YOUR TASK
Check each line below for the word "this", and copy those that have it.

Stored data
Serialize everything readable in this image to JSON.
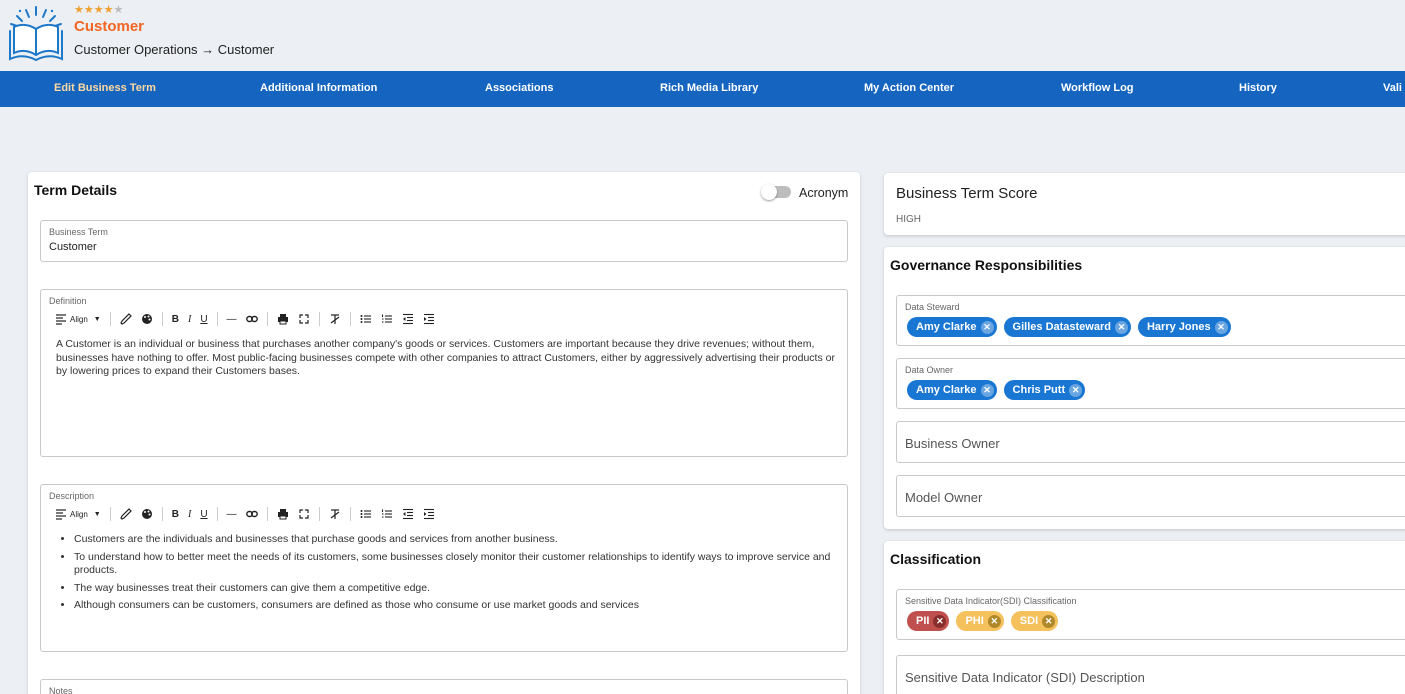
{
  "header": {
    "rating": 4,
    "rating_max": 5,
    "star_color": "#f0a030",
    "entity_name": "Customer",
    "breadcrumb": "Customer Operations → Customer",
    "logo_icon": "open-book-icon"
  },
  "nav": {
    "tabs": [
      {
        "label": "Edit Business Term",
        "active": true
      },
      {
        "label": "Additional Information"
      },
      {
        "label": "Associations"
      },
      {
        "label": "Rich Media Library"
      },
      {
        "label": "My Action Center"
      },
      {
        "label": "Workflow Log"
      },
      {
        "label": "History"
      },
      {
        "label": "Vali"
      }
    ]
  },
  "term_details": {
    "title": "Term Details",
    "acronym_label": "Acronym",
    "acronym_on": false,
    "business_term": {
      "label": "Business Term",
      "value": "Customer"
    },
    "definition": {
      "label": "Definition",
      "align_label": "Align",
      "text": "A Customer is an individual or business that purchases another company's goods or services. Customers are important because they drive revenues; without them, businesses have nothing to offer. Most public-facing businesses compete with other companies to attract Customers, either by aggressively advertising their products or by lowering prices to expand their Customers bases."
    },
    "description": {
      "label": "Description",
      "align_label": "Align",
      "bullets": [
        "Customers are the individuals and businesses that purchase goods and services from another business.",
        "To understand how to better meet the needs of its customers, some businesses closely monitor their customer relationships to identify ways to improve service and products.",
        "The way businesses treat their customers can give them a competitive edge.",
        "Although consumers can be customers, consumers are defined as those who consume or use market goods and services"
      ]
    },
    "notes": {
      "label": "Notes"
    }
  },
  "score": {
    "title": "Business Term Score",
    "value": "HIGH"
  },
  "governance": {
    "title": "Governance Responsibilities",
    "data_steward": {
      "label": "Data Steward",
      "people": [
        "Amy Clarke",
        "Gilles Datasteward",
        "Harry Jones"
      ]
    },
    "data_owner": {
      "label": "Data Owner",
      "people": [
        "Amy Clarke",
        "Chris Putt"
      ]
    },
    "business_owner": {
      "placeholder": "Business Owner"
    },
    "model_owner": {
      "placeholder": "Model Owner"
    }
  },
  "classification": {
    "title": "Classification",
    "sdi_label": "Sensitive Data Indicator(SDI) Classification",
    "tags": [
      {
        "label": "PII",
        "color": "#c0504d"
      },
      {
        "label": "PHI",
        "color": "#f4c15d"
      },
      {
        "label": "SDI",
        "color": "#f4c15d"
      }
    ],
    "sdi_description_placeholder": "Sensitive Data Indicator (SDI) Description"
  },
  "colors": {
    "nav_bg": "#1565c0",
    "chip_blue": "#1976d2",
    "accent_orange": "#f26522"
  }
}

---

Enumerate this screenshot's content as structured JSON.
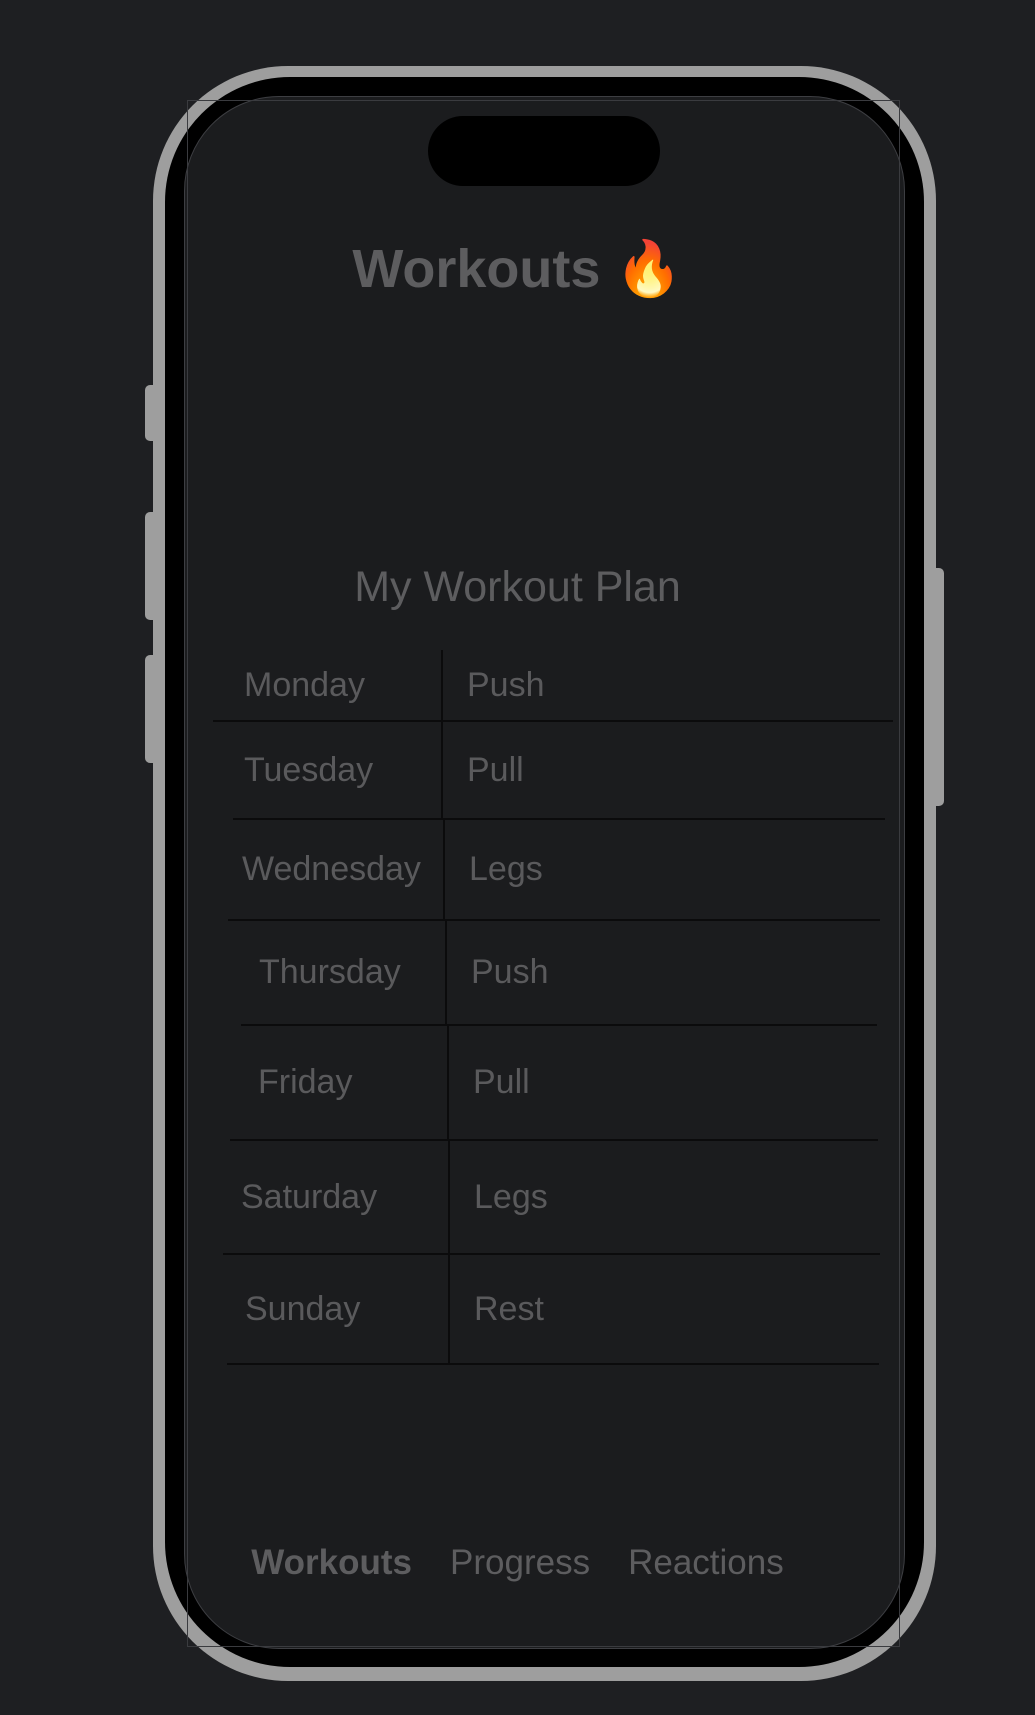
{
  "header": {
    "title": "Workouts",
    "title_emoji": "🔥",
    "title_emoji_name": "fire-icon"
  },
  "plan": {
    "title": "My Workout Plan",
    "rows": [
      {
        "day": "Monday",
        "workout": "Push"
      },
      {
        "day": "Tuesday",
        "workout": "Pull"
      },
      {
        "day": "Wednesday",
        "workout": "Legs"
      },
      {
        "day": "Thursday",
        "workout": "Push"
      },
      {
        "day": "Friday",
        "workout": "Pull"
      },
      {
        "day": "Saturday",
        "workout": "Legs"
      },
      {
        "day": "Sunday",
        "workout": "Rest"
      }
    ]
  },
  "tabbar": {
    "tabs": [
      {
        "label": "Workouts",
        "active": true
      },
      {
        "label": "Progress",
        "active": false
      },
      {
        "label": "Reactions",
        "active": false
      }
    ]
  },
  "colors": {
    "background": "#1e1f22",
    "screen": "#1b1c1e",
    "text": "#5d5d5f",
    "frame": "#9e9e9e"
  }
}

TASK ANSWER
Serialize everything readable in this image to JSON.
Enumerate this screenshot's content as structured JSON.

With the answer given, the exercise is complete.